→ What the task asks
Copy out all of the material, matching it word for word.

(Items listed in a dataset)
------------

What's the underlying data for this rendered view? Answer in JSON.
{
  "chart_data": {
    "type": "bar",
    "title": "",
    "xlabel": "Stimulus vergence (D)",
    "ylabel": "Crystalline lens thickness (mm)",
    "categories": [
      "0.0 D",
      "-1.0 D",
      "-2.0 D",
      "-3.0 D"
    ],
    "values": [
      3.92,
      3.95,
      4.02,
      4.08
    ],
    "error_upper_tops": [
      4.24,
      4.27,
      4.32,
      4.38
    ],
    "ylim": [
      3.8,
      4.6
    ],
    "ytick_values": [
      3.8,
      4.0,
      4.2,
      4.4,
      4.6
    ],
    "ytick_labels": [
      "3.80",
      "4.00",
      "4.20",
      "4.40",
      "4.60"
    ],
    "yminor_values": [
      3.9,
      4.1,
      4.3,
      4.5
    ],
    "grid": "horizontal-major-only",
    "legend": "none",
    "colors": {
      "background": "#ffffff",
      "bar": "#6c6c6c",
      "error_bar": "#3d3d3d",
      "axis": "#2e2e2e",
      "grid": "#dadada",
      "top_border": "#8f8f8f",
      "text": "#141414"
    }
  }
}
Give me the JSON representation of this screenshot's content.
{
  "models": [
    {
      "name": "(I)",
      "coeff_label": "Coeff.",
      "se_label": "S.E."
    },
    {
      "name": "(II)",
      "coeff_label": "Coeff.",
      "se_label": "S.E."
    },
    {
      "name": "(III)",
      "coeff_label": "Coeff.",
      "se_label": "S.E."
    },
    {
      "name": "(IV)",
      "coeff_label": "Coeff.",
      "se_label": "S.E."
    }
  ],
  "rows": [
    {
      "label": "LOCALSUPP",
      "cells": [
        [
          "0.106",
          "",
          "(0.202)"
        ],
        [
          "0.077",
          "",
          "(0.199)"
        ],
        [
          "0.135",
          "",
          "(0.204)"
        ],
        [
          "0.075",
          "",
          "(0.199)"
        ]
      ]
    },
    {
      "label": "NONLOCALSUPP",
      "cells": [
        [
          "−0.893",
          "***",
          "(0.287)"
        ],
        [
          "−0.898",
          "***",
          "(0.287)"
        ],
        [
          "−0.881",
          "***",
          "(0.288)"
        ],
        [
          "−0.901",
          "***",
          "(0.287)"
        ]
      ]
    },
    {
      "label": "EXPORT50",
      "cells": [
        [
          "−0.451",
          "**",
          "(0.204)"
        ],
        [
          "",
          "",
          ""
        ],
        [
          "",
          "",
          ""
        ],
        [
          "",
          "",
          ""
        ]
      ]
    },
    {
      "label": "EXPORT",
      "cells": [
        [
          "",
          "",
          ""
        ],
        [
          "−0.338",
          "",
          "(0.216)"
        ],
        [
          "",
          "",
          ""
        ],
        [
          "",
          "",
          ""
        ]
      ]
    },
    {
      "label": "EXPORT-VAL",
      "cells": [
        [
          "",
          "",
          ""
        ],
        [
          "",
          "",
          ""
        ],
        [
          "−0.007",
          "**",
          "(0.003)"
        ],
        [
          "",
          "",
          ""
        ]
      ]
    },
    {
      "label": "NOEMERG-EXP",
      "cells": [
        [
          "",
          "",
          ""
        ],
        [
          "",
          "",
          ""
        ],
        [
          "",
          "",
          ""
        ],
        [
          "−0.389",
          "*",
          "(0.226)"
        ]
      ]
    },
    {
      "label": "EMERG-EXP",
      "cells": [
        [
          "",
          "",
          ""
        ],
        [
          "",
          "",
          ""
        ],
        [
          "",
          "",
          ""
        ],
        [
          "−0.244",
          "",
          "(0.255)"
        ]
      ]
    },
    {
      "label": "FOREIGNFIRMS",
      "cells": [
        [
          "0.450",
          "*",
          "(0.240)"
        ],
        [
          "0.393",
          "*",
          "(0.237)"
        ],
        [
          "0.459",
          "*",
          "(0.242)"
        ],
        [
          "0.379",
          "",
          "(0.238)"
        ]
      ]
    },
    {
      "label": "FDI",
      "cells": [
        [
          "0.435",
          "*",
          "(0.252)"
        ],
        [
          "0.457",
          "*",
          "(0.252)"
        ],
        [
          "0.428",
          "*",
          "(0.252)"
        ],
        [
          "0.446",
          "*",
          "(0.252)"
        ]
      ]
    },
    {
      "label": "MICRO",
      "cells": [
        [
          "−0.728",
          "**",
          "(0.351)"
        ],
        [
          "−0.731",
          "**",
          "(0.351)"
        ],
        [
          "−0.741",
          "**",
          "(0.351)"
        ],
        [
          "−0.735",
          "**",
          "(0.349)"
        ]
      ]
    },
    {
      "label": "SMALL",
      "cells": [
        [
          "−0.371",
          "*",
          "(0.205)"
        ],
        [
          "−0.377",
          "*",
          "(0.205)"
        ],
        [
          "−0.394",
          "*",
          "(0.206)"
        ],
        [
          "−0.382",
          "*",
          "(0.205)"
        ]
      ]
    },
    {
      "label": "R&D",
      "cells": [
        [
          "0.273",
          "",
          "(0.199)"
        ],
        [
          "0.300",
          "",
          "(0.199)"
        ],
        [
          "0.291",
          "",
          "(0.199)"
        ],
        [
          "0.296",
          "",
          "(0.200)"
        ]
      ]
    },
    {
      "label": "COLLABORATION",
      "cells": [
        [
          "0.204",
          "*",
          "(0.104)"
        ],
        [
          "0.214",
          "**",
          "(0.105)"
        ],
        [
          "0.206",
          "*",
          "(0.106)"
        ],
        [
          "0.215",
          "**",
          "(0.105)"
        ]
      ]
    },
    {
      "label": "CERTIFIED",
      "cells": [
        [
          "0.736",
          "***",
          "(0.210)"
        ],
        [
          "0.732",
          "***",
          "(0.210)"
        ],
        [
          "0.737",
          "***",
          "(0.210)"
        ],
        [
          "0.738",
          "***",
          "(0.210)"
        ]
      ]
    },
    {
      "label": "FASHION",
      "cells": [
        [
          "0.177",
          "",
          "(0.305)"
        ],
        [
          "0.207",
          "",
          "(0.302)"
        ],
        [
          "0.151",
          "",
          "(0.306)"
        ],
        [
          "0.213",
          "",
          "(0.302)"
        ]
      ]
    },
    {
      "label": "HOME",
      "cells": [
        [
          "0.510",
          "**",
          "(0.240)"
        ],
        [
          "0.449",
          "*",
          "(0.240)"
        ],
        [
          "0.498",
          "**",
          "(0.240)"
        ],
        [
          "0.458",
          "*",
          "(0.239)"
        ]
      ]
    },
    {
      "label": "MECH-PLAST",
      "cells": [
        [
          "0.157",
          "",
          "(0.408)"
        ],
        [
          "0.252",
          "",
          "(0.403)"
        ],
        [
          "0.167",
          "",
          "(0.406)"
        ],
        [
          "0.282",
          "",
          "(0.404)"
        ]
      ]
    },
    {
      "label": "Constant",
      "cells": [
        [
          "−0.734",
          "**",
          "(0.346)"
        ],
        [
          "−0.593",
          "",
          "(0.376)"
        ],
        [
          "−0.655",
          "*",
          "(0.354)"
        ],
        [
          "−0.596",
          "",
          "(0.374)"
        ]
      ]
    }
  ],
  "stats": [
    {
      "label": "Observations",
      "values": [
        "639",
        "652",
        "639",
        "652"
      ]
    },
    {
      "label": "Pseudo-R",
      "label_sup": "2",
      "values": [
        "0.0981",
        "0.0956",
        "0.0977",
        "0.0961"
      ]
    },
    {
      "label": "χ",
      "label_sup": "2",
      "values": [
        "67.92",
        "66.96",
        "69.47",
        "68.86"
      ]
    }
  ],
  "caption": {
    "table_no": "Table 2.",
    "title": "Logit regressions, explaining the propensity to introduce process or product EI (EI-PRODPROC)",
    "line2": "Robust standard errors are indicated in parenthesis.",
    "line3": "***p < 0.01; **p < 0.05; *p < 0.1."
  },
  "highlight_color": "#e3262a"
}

------------

→ Full output
What's the underlying data for this rendered view? Answer in JSON.
{
  "chart_data": {
    "type": "bar",
    "title": "",
    "xlabel": "Stimulus vergence (D)",
    "ylabel": "Crystalline lens thickness (mm)",
    "categories": [
      "0.0 D",
      "-1.0 D",
      "-2.0 D",
      "-3.0 D"
    ],
    "values": [
      3.92,
      3.95,
      4.02,
      4.08
    ],
    "error_upper_tops": [
      4.24,
      4.27,
      4.32,
      4.38
    ],
    "ylim": [
      3.8,
      4.6
    ],
    "ytick_values": [
      3.8,
      4.0,
      4.2,
      4.4,
      4.6
    ],
    "ytick_labels": [
      "3.80",
      "4.00",
      "4.20",
      "4.40",
      "4.60"
    ],
    "yminor_values": [
      3.9,
      4.1,
      4.3,
      4.5
    ],
    "grid": "horizontal-major-only",
    "legend": "none",
    "colors": {
      "background": "#ffffff",
      "bar": "#6c6c6c",
      "error_bar": "#3d3d3d",
      "axis": "#2e2e2e",
      "grid": "#dadada",
      "top_border": "#8f8f8f",
      "text": "#141414"
    }
  }
}
Give me the JSON representation of this screenshot's content.
{
  "models": [
    {
      "name": "(I)",
      "coeff_label": "Coeff.",
      "se_label": "S.E."
    },
    {
      "name": "(II)",
      "coeff_label": "Coeff.",
      "se_label": "S.E."
    },
    {
      "name": "(III)",
      "coeff_label": "Coeff.",
      "se_label": "S.E."
    },
    {
      "name": "(IV)",
      "coeff_label": "Coeff.",
      "se_label": "S.E."
    }
  ],
  "rows": [
    {
      "label": "LOCALSUPP",
      "cells": [
        [
          "0.106",
          "",
          "(0.202)"
        ],
        [
          "0.077",
          "",
          "(0.199)"
        ],
        [
          "0.135",
          "",
          "(0.204)"
        ],
        [
          "0.075",
          "",
          "(0.199)"
        ]
      ]
    },
    {
      "label": "NONLOCALSUPP",
      "cells": [
        [
          "−0.893",
          "***",
          "(0.287)"
        ],
        [
          "−0.898",
          "***",
          "(0.287)"
        ],
        [
          "−0.881",
          "***",
          "(0.288)"
        ],
        [
          "−0.901",
          "***",
          "(0.287)"
        ]
      ]
    },
    {
      "label": "EXPORT50",
      "cells": [
        [
          "−0.451",
          "**",
          "(0.204)"
        ],
        [
          "",
          "",
          ""
        ],
        [
          "",
          "",
          ""
        ],
        [
          "",
          "",
          ""
        ]
      ]
    },
    {
      "label": "EXPORT",
      "cells": [
        [
          "",
          "",
          ""
        ],
        [
          "−0.338",
          "",
          "(0.216)"
        ],
        [
          "",
          "",
          ""
        ],
        [
          "",
          "",
          ""
        ]
      ]
    },
    {
      "label": "EXPORT-VAL",
      "cells": [
        [
          "",
          "",
          ""
        ],
        [
          "",
          "",
          ""
        ],
        [
          "−0.007",
          "**",
          "(0.003)"
        ],
        [
          "",
          "",
          ""
        ]
      ]
    },
    {
      "label": "NOEMERG-EXP",
      "cells": [
        [
          "",
          "",
          ""
        ],
        [
          "",
          "",
          ""
        ],
        [
          "",
          "",
          ""
        ],
        [
          "−0.389",
          "*",
          "(0.226)"
        ]
      ]
    },
    {
      "label": "EMERG-EXP",
      "cells": [
        [
          "",
          "",
          ""
        ],
        [
          "",
          "",
          ""
        ],
        [
          "",
          "",
          ""
        ],
        [
          "−0.244",
          "",
          "(0.255)"
        ]
      ]
    },
    {
      "label": "FOREIGNFIRMS",
      "cells": [
        [
          "0.450",
          "*",
          "(0.240)"
        ],
        [
          "0.393",
          "*",
          "(0.237)"
        ],
        [
          "0.459",
          "*",
          "(0.242)"
        ],
        [
          "0.379",
          "",
          "(0.238)"
        ]
      ]
    },
    {
      "label": "FDI",
      "cells": [
        [
          "0.435",
          "*",
          "(0.252)"
        ],
        [
          "0.457",
          "*",
          "(0.252)"
        ],
        [
          "0.428",
          "*",
          "(0.252)"
        ],
        [
          "0.446",
          "*",
          "(0.252)"
        ]
      ]
    },
    {
      "label": "MICRO",
      "cells": [
        [
          "−0.728",
          "**",
          "(0.351)"
        ],
        [
          "−0.731",
          "**",
          "(0.351)"
        ],
        [
          "−0.741",
          "**",
          "(0.351)"
        ],
        [
          "−0.735",
          "**",
          "(0.349)"
        ]
      ]
    },
    {
      "label": "SMALL",
      "cells": [
        [
          "−0.371",
          "*",
          "(0.205)"
        ],
        [
          "−0.377",
          "*",
          "(0.205)"
        ],
        [
          "−0.394",
          "*",
          "(0.206)"
        ],
        [
          "−0.382",
          "*",
          "(0.205)"
        ]
      ]
    },
    {
      "label": "R&D",
      "cells": [
        [
          "0.273",
          "",
          "(0.199)"
        ],
        [
          "0.300",
          "",
          "(0.199)"
        ],
        [
          "0.291",
          "",
          "(0.199)"
        ],
        [
          "0.296",
          "",
          "(0.200)"
        ]
      ]
    },
    {
      "label": "COLLABORATION",
      "cells": [
        [
          "0.204",
          "*",
          "(0.104)"
        ],
        [
          "0.214",
          "**",
          "(0.105)"
        ],
        [
          "0.206",
          "*",
          "(0.106)"
        ],
        [
          "0.215",
          "**",
          "(0.105)"
        ]
      ]
    },
    {
      "label": "CERTIFIED",
      "cells": [
        [
          "0.736",
          "***",
          "(0.210)"
        ],
        [
          "0.732",
          "***",
          "(0.210)"
        ],
        [
          "0.737",
          "***",
          "(0.210)"
        ],
        [
          "0.738",
          "***",
          "(0.210)"
        ]
      ]
    },
    {
      "label": "FASHION",
      "cells": [
        [
          "0.177",
          "",
          "(0.305)"
        ],
        [
          "0.207",
          "",
          "(0.302)"
        ],
        [
          "0.151",
          "",
          "(0.306)"
        ],
        [
          "0.213",
          "",
          "(0.302)"
        ]
      ]
    },
    {
      "label": "HOME",
      "cells": [
        [
          "0.510",
          "**",
          "(0.240)"
        ],
        [
          "0.449",
          "*",
          "(0.240)"
        ],
        [
          "0.498",
          "**",
          "(0.240)"
        ],
        [
          "0.458",
          "*",
          "(0.239)"
        ]
      ]
    },
    {
      "label": "MECH-PLAST",
      "cells": [
        [
          "0.157",
          "",
          "(0.408)"
        ],
        [
          "0.252",
          "",
          "(0.403)"
        ],
        [
          "0.167",
          "",
          "(0.406)"
        ],
        [
          "0.282",
          "",
          "(0.404)"
        ]
      ]
    },
    {
      "label": "Constant",
      "cells": [
        [
          "−0.734",
          "**",
          "(0.346)"
        ],
        [
          "−0.593",
          "",
          "(0.376)"
        ],
        [
          "−0.655",
          "*",
          "(0.354)"
        ],
        [
          "−0.596",
          "",
          "(0.374)"
        ]
      ]
    }
  ],
  "stats": [
    {
      "label": "Observations",
      "values": [
        "639",
        "652",
        "639",
        "652"
      ]
    },
    {
      "label": "Pseudo-R",
      "label_sup": "2",
      "values": [
        "0.0981",
        "0.0956",
        "0.0977",
        "0.0961"
      ]
    },
    {
      "label": "χ",
      "label_sup": "2",
      "values": [
        "67.92",
        "66.96",
        "69.47",
        "68.86"
      ]
    }
  ],
  "caption": {
    "table_no": "Table 2.",
    "title": "Logit regressions, explaining the propensity to introduce process or product EI (EI-PRODPROC)",
    "line2": "Robust standard errors are indicated in parenthesis.",
    "line3": "***p < 0.01; **p < 0.05; *p < 0.1."
  },
  "highlight_color": "#e3262a"
}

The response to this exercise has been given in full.